*Short exercise A*. Reproduce the passage about the two depressions word for word, starting at "After running formation" and ending at "and chemical nutrients.".

*Provided text*.
━━━━━━━━
Earlier this year, Levy and his research team were able to more thoroughly analyze the depressions using stereoscopic images to investigate whether the depressions were made by underground volcanic activity that melted away surface ice or by an impact from an asteroid.
Timothy Goudge, a postdoctoral fellow at the University of Texas- Austin, used pairs of high-resolution images to create digital elevation models of the depressions that enabled in-depth analysis of their shape and structure in 3D.
“The big contribution of the study was that we were able to measure not just their shape and appearance, but also how much material was lost to form the depressions,” Levy added. “That 3D view lets us test this idea of volcanic or impact.”
A closer analysis showed that both depressions shared an unusual funnel shape with a broad perimeter that gradually narrowed with depth.
“That surprised us and led to a lot of thinking about whether it meant there was melting concentrated in the center that removed ice and allowed stuff to pour in from the sides,” Levy said. “Or if you had an impact crater, did you start with a much smaller crater in the past and by sublimating away ice, you’ve expanded the apparent size of the crater.”
After running formation scenarios for the two depressions, researchers concluded that the debris spread around the Galaxias Fossae depression suggests that it was the result of an impact with the possibility it could be formed by a volcano due to the volcanic history of the area. However, the Hellas depression has many signs of volcanic origins, lacks the surrounding debris of an impact and has a fracture pattern associated with concentrated removal of ice by melting or sublimation.
According to Levy, the interaction of lava and ice to form a depression would show that it could create an environment with liquid water and chemical nutrients.
━━━━━━━━
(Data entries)
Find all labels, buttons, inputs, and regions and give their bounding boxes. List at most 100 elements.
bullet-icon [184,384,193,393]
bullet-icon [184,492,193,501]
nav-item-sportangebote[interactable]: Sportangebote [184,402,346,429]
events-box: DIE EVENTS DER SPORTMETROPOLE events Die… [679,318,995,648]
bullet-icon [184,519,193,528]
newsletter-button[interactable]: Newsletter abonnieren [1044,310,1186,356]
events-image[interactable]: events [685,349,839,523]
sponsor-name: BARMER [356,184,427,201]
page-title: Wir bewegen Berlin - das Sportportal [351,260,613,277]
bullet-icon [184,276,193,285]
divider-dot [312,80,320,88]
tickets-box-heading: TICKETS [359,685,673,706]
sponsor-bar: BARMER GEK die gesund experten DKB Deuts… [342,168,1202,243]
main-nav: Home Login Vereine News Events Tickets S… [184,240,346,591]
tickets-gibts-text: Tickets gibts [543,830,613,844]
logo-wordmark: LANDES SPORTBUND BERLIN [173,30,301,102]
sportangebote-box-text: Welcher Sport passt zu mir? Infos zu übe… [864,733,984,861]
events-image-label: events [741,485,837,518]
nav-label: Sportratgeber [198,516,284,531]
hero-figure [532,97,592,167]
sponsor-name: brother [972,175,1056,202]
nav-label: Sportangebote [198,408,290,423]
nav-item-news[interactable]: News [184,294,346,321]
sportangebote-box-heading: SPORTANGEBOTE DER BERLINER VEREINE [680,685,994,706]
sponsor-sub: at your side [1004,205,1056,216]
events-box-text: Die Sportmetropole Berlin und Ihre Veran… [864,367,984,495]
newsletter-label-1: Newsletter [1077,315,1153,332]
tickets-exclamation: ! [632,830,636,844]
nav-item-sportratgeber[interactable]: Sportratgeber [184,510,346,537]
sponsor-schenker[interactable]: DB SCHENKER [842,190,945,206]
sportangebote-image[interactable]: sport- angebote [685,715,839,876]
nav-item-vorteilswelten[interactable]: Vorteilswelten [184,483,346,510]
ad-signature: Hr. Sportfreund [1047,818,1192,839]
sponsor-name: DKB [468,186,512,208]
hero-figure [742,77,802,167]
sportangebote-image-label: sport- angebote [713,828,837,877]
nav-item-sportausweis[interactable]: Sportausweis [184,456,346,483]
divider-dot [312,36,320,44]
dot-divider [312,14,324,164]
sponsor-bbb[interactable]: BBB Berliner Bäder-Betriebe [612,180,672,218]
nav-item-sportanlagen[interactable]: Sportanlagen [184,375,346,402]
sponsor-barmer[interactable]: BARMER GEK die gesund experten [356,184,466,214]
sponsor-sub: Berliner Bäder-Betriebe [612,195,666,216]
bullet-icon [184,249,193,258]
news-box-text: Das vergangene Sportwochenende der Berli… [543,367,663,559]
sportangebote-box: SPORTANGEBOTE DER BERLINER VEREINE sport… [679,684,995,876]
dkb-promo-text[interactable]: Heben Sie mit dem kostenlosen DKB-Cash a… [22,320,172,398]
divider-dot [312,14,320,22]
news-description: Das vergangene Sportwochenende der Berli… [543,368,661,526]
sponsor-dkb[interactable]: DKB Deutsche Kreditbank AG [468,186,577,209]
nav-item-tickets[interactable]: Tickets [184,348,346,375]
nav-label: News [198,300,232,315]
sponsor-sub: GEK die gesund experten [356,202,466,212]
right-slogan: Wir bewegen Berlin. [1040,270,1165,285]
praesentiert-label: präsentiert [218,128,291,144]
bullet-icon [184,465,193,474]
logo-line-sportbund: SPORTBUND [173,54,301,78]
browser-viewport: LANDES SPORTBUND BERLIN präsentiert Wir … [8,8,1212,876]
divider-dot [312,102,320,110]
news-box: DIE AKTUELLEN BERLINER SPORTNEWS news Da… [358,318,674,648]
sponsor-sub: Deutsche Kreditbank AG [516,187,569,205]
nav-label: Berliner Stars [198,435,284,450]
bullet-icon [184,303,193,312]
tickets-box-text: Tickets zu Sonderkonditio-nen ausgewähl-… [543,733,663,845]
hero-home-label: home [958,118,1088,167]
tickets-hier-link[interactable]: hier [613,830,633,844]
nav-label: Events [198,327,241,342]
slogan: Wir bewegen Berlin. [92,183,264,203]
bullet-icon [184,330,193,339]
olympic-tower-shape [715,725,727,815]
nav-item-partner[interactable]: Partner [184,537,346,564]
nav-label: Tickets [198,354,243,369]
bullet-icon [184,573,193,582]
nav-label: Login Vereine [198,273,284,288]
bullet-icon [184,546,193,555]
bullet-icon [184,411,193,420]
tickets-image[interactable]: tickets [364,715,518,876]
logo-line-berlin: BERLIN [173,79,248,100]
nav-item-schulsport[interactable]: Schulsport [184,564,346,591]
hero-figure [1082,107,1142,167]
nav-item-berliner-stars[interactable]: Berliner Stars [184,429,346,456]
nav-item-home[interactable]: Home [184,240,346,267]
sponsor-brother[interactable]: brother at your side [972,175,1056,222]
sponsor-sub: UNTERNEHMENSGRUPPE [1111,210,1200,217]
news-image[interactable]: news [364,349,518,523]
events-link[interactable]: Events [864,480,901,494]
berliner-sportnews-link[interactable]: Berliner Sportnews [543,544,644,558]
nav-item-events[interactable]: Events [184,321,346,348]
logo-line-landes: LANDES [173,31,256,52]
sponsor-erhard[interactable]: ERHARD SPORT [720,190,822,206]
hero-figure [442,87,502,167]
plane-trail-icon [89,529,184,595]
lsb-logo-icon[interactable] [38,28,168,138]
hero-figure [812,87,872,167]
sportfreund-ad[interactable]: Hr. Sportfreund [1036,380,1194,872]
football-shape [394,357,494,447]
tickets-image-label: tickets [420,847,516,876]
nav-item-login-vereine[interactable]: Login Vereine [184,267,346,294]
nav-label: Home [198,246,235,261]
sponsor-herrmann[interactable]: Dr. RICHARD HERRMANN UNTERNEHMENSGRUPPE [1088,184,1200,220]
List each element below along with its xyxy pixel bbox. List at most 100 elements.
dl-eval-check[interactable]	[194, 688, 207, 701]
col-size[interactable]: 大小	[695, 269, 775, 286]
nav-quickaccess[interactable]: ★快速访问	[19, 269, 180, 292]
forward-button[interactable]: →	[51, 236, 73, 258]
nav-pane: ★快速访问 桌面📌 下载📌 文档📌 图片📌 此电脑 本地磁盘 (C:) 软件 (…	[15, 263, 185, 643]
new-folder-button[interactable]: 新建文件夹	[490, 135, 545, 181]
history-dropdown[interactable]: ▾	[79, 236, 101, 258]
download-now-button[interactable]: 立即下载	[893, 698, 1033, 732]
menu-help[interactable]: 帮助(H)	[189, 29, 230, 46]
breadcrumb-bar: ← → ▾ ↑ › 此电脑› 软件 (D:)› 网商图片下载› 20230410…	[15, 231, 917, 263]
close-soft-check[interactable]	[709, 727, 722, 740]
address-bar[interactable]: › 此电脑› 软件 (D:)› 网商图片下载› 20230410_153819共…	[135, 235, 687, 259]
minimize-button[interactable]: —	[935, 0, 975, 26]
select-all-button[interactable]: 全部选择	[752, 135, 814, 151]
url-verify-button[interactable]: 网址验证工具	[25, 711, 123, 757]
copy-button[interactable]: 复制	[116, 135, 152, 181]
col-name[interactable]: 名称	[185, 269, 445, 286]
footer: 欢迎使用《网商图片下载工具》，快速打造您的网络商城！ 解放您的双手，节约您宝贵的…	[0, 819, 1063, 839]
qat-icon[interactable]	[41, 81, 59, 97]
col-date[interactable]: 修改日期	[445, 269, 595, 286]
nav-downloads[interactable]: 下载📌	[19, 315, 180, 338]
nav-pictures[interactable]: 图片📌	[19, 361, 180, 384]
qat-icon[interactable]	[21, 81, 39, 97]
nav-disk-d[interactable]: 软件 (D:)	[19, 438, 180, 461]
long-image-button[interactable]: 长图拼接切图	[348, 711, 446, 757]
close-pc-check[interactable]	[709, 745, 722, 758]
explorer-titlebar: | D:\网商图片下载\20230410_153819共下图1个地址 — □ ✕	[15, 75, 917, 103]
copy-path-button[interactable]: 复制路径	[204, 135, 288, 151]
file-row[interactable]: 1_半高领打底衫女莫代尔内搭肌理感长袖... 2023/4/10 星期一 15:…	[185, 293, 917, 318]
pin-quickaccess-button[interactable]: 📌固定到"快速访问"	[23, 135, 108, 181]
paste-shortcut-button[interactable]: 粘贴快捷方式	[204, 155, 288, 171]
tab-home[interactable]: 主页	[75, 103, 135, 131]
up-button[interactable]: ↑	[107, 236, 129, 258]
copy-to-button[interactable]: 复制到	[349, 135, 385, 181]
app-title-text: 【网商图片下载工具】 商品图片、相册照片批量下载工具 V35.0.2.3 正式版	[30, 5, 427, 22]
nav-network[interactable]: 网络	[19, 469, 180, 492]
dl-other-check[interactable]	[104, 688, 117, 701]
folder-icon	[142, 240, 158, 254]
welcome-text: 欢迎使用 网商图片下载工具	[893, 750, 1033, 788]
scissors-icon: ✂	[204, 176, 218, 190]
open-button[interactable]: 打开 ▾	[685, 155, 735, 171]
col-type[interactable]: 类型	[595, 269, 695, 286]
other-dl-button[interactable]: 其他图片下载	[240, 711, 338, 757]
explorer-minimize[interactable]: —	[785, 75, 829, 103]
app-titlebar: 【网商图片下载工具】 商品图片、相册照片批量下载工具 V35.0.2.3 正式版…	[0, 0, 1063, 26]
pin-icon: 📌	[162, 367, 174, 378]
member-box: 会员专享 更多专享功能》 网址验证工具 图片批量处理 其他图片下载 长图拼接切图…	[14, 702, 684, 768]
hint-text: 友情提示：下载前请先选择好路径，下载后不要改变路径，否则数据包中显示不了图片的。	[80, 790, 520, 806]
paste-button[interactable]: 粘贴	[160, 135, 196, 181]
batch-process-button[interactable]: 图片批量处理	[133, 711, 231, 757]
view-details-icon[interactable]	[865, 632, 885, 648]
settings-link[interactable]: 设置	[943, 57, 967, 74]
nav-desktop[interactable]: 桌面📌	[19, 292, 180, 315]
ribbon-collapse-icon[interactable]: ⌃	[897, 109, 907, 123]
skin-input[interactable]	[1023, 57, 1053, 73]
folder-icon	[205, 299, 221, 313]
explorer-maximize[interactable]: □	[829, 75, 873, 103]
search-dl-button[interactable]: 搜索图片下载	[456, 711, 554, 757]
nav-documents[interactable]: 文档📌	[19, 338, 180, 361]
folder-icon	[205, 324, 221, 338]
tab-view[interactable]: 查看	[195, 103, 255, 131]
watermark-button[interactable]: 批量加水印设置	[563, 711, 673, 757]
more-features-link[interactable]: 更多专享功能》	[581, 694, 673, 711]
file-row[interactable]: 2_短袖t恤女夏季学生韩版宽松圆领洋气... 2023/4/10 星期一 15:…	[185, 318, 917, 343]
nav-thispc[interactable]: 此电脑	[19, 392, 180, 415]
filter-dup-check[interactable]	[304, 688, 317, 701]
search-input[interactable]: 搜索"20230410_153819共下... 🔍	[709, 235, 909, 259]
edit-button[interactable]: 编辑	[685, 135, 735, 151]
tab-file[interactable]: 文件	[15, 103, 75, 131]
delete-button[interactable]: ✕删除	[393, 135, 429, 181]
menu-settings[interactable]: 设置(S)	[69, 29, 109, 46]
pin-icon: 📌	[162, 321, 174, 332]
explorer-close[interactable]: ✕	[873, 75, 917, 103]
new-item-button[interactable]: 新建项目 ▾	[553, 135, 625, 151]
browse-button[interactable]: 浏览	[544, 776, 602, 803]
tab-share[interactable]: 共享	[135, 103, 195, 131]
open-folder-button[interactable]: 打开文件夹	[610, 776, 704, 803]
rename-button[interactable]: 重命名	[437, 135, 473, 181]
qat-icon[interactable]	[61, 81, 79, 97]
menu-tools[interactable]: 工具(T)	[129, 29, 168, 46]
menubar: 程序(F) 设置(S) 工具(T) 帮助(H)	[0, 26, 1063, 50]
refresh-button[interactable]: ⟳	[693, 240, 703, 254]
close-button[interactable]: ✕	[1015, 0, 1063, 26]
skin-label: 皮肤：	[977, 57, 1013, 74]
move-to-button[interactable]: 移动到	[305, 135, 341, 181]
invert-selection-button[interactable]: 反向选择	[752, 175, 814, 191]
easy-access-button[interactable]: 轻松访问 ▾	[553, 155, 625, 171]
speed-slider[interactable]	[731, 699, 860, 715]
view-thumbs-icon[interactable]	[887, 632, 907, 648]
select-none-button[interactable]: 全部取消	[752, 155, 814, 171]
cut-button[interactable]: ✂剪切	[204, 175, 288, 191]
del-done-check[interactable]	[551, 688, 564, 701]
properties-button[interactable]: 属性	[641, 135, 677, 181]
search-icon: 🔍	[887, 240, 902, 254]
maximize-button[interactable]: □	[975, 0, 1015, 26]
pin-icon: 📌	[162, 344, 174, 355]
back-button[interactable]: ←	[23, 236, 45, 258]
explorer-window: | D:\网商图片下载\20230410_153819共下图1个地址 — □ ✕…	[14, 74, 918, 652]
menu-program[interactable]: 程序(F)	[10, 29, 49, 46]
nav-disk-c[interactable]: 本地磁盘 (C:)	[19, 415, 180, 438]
━━━━━━━━
*Short exercise B*. Gather and copy out every line in the listing above that contains the string "网商图片下载工具".

*Full answer A*.
After running formation scenarios for the two depressions, researchers concluded that the debris spread around the Galaxias Fossae depression suggests that it was the result of an impact with the possibility it could be formed by a volcano due to the volcanic history of the area. However, the Hellas depression has many signs of volcanic origins, lacks the surrounding debris of an impact and has a fracture pattern associated with concentrated removal of ice by melting or sublimation.
According to Levy, the interaction of lava and ice to form a depression would show that it could create an environment with liquid water and chemical nutrients.

*Full answer B*.
footer: 欢迎使用《网商图片下载工具》，快速打造您的网络商城！ 解放您的双手，节约您宝贵的…	[0, 819, 1063, 839]
app-title-text: 【网商图片下载工具】 商品图片、相册照片批量下载工具 V35.0.2.3 正式版	[30, 5, 427, 22]
welcome-text: 欢迎使用 网商图片下载工具	[893, 750, 1033, 788]
app-titlebar: 【网商图片下载工具】 商品图片、相册照片批量下载工具 V35.0.2.3 正式版…	[0, 0, 1063, 26]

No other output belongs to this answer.